WORK TO DO. State how many lines of the listing below include the word "source". Give only the number.
#### DATA FOR PROCESSING
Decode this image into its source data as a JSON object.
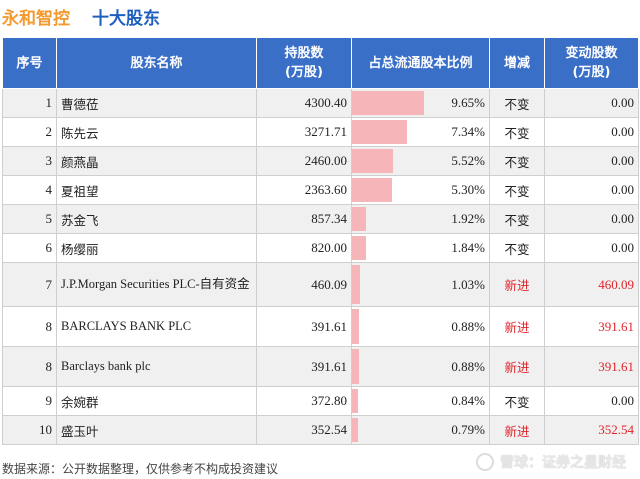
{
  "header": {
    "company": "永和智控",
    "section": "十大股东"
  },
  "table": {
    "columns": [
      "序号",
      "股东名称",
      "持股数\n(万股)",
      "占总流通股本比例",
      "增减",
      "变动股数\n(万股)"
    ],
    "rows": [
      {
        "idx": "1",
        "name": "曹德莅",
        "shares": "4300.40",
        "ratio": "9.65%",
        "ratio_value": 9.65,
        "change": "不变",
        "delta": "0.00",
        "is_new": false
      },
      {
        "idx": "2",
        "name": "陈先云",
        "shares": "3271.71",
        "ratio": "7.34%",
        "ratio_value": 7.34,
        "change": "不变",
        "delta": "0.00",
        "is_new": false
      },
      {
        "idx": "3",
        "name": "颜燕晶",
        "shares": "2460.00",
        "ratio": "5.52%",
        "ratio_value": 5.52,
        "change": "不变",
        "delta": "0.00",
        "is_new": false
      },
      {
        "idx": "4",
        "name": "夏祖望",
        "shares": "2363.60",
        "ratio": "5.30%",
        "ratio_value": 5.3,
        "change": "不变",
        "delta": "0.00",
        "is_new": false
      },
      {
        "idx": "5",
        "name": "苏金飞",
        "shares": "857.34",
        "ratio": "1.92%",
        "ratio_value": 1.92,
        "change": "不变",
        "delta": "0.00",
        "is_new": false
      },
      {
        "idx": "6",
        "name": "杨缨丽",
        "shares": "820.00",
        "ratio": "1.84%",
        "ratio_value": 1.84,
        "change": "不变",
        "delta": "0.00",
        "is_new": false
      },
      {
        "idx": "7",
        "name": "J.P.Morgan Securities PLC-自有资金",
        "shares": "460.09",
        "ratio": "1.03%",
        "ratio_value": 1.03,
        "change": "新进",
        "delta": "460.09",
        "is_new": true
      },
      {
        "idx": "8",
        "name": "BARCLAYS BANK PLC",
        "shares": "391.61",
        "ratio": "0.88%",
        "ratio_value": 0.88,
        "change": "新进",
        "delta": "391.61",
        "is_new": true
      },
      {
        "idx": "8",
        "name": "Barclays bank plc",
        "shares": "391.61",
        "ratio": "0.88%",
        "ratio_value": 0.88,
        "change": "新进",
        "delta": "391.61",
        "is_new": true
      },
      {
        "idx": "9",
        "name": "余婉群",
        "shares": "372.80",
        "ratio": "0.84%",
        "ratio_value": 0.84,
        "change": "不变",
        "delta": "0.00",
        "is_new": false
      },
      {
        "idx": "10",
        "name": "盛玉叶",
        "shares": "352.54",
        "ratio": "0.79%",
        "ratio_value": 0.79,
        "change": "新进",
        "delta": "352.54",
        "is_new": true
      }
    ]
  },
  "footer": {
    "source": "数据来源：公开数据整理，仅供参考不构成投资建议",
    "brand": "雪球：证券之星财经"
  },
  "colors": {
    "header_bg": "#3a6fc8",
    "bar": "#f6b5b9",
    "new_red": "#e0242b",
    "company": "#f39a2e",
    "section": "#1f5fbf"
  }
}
########
COMPLETE RESPONSE. 2